▸ **What needs to be done**
Set out every line of each item below as a Markdown table with the columns "Row" and "Line", numbering the rows in order and leaving out any blank lines.

======== Material

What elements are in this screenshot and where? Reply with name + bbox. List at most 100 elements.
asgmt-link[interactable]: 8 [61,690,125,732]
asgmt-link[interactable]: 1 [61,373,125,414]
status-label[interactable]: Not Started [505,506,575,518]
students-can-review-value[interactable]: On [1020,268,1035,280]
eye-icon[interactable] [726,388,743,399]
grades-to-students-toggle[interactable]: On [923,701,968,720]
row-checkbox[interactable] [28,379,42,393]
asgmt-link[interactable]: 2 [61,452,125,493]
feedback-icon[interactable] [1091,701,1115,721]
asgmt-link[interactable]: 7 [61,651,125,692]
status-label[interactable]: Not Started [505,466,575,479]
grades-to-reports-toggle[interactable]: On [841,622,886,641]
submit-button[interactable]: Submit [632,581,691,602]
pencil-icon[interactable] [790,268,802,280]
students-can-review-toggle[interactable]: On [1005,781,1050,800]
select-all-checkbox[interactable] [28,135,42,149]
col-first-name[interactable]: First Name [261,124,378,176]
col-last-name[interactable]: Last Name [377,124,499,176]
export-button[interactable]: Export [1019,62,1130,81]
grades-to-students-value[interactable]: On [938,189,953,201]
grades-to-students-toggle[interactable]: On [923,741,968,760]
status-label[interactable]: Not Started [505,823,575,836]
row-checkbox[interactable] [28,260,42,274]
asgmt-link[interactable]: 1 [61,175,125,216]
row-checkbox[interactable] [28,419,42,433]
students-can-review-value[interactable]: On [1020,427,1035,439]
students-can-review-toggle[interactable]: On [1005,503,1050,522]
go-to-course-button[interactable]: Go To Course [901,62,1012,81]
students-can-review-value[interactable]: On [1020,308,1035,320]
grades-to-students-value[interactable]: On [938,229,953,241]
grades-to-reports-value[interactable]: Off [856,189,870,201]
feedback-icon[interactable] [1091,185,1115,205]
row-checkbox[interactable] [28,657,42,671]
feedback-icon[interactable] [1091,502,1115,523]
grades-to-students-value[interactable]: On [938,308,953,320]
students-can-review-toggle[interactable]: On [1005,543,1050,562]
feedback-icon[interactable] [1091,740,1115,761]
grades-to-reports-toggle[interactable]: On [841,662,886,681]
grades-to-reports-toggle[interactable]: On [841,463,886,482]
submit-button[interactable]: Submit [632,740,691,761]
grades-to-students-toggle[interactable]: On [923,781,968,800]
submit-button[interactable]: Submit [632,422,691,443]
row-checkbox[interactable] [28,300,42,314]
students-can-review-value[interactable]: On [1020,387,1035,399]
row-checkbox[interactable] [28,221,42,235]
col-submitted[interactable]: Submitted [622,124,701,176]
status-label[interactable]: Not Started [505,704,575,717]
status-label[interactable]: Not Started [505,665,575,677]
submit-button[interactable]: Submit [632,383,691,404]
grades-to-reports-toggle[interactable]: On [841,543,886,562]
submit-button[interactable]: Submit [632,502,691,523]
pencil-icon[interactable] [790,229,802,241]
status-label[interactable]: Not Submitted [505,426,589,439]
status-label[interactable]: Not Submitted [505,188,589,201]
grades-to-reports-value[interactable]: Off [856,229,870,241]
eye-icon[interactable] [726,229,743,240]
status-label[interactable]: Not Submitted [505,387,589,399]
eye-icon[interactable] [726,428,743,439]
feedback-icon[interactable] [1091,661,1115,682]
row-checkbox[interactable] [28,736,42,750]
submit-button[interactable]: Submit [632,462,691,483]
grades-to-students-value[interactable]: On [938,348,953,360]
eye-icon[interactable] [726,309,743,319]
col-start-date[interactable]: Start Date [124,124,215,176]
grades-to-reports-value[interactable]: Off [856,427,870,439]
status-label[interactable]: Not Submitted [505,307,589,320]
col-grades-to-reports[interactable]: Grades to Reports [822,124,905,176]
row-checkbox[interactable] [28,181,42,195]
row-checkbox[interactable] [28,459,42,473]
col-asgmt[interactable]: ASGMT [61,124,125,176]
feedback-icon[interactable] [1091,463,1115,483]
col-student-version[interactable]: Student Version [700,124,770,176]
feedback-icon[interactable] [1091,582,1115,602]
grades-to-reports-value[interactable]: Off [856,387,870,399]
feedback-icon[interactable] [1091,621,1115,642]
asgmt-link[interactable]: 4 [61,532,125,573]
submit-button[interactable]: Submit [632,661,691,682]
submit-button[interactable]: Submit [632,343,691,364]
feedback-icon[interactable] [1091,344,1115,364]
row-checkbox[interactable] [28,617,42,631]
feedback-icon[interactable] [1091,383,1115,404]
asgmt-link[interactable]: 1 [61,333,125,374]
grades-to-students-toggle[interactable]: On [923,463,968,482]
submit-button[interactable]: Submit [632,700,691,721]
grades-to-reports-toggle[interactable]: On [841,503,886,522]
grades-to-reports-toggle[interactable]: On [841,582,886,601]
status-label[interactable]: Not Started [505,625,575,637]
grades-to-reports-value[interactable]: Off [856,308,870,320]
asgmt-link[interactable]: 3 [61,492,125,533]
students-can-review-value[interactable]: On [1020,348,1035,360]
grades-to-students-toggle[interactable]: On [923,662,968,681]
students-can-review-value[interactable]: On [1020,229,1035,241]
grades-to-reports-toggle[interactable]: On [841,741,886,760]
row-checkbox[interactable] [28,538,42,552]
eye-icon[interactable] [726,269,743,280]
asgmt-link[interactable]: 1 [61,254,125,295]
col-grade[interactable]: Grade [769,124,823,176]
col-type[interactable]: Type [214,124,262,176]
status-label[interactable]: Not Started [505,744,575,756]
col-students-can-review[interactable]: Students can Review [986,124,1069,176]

================

▸ **Worked answer**
| Row | Line |
|---|---|
| 1 | What elements are in this screenshot and where? Reply with name + bbox. List at most 100 elements. |
| 2 | asgmt-link[interactable]: 8 [61,690,125,732] |
| 3 | asgmt-link[interactable]: 1 [61,373,125,414] |
| 4 | status-label[interactable]: Not Started [505,506,575,518] |
| 5 | students-can-review-value[interactable]: On [1020,268,1035,280] |
| 6 | eye-icon[interactable] [726,388,743,399] |
| 7 | grades-to-students-toggle[interactable]: On [923,701,968,720] |
| 8 | row-checkbox[interactable] [28,379,42,393] |
| 9 | asgmt-link[interactable]: 2 [61,452,125,493] |
| 10 | feedback-icon[interactable] [1091,701,1115,721] |
| 11 | asgmt-link[interactable]: 7 [61,651,125,692] |
| 12 | status-label[interactable]: Not Started [505,466,575,479] |
| 13 | grades-to-reports-toggle[interactable]: On [841,622,886,641] |
| 14 | submit-button[interactable]: Submit [632,581,691,602] |
| 15 | pencil-icon[interactable] [790,268,802,280] |
| 16 | students-can-review-toggle[interactable]: On [1005,781,1050,800] |
| 17 | select-all-checkbox[interactable] [28,135,42,149] |
| 18 | col-first-name[interactable]: First Name [261,124,378,176] |
| 19 | col-last-name[interactable]: Last Name [377,124,499,176] |
| 20 | export-button[interactable]: Export [1019,62,1130,81] |
| 21 | grades-to-students-value[interactable]: On [938,189,953,201] |
| 22 | grades-to-students-toggle[interactable]: On [923,741,968,760] |
| 23 | status-label[interactable]: Not Started [505,823,575,836] |
| 24 | row-checkbox[interactable] [28,260,42,274] |
| 25 | asgmt-link[interactable]: 1 [61,175,125,216] |
| 26 | row-checkbox[interactable] [28,419,42,433] |
| 27 | students-can-review-value[interactable]: On [1020,427,1035,439] |
| 28 | students-can-review-toggle[interactable]: On [1005,503,1050,522] |
| 29 | go-to-course-button[interactable]: Go To Course [901,62,1012,81] |
| 30 | students-can-review-value[interactable]: On [1020,308,1035,320] |
| 31 | grades-to-students-value[interactable]: On [938,229,953,241] |
| 32 | grades-to-reports-value[interactable]: Off [856,189,870,201] |
| 33 | feedback-icon[interactable] [1091,185,1115,205] |
| 34 | row-checkbox[interactable] [28,657,42,671] |
| 35 | feedback-icon[interactable] [1091,502,1115,523] |
| 36 | grades-to-students-value[interactable]: On [938,308,953,320] |
| 37 | students-can-review-toggle[interactable]: On [1005,543,1050,562] |
| 38 | feedback-icon[interactable] [1091,740,1115,761] |
| 39 | grades-to-reports-toggle[interactable]: On [841,662,886,681] |
| 40 | grades-to-reports-toggle[interactable]: On [841,463,886,482] |
| 41 | submit-button[interactable]: Submit [632,740,691,761] |
| 42 | grades-to-students-toggle[interactable]: On [923,781,968,800] |
| 43 | submit-button[interactable]: Submit [632,422,691,443] |
| 44 | row-checkbox[interactable] [28,300,42,314] |
| 45 | students-can-review-value[interactable]: On [1020,387,1035,399] |
| 46 | row-checkbox[interactable] [28,221,42,235] |
| 47 | col-submitted[interactable]: Submitted [622,124,701,176] |
| 48 | status-label[interactable]: Not Started [505,704,575,717] |
| 49 | status-label[interactable]: Not Started [505,665,575,677] |
| 50 | submit-button[interactable]: Submit [632,383,691,404] |
| 51 | grades-to-reports-toggle[interactable]: On [841,543,886,562] |
| 52 | submit-button[interactable]: Submit [632,502,691,523] |
| 53 | pencil-icon[interactable] [790,229,802,241] |
| 54 | status-label[interactable]: Not Submitted [505,426,589,439] |
| 55 | status-label[interactable]: Not Submitted [505,188,589,201] |
| 56 | grades-to-reports-value[interactable]: Off [856,229,870,241] |
| 57 | eye-icon[interactable] [726,229,743,240] |
| 58 | status-label[interactable]: Not Submitted [505,387,589,399] |
| 59 | eye-icon[interactable] [726,428,743,439] |
| 60 | feedback-icon[interactable] [1091,661,1115,682] |
| 61 | row-checkbox[interactable] [28,736,42,750] |
| 62 | submit-button[interactable]: Submit [632,462,691,483] |
| 63 | grades-to-students-value[interactable]: On [938,348,953,360] |
| 64 | eye-icon[interactable] [726,309,743,319] |
| 65 | col-start-date[interactable]: Start Date [124,124,215,176] |
| 66 | grades-to-reports-value[interactable]: Off [856,427,870,439] |
| 67 | status-label[interactable]: Not Submitted [505,307,589,320] |
| 68 | col-grades-to-reports[interactable]: Grades to Reports [822,124,905,176] |
| 69 | row-checkbox[interactable] [28,181,42,195] |
| 70 | row-checkbox[interactable] [28,459,42,473] |
| 71 | col-asgmt[interactable]: ASGMT [61,124,125,176] |
| 72 | feedback-icon[interactable] [1091,463,1115,483] |
| 73 | col-student-version[interactable]: Student Version [700,124,770,176] |
| 74 | feedback-icon[interactable] [1091,582,1115,602] |
| 75 | grades-to-reports-value[interactable]: Off [856,387,870,399] |
| 76 | feedback-icon[interactable] [1091,621,1115,642] |
| 77 | asgmt-link[interactable]: 4 [61,532,125,573] |
| 78 | submit-button[interactable]: Submit [632,661,691,682] |
| 79 | submit-button[interactable]: Submit [632,343,691,364] |
| 80 | feedback-icon[interactable] [1091,344,1115,364] |
| 81 | row-checkbox[interactable] [28,617,42,631] |
| 82 | feedback-icon[interactable] [1091,383,1115,404] |
| 83 | asgmt-link[interactable]: 1 [61,333,125,374] |
| 84 | grades-to-students-toggle[interactable]: On [923,463,968,482] |
| 85 | submit-button[interactable]: Submit [632,700,691,721] |
| 86 | grades-to-reports-toggle[interactable]: On [841,503,886,522] |
| 87 | grades-to-reports-toggle[interactable]: On [841,582,886,601] |
| 88 | status-label[interactable]: Not Started [505,625,575,637] |
| 89 | grades-to-reports-value[interactable]: Off [856,308,870,320] |
| 90 | asgmt-link[interactable]: 3 [61,492,125,533] |
| 91 | students-can-review-value[interactable]: On [1020,348,1035,360] |
| 92 | grades-to-students-toggle[interactable]: On [923,662,968,681] |
| 93 | students-can-review-value[interactable]: On [1020,229,1035,241] |
| 94 | grades-to-reports-toggle[interactable]: On [841,741,886,760] |
| 95 | row-checkbox[interactable] [28,538,42,552] |
| 96 | eye-icon[interactable] [726,269,743,280] |
| 97 | asgmt-link[interactable]: 1 [61,254,125,295] |
| 98 | col-grade[interactable]: Grade [769,124,823,176] |
| 99 | col-type[interactable]: Type [214,124,262,176] |
| 100 | status-label[interactable]: Not Started [505,744,575,756] |
| 101 | col-students-can-review[interactable]: Students can Review [986,124,1069,176] |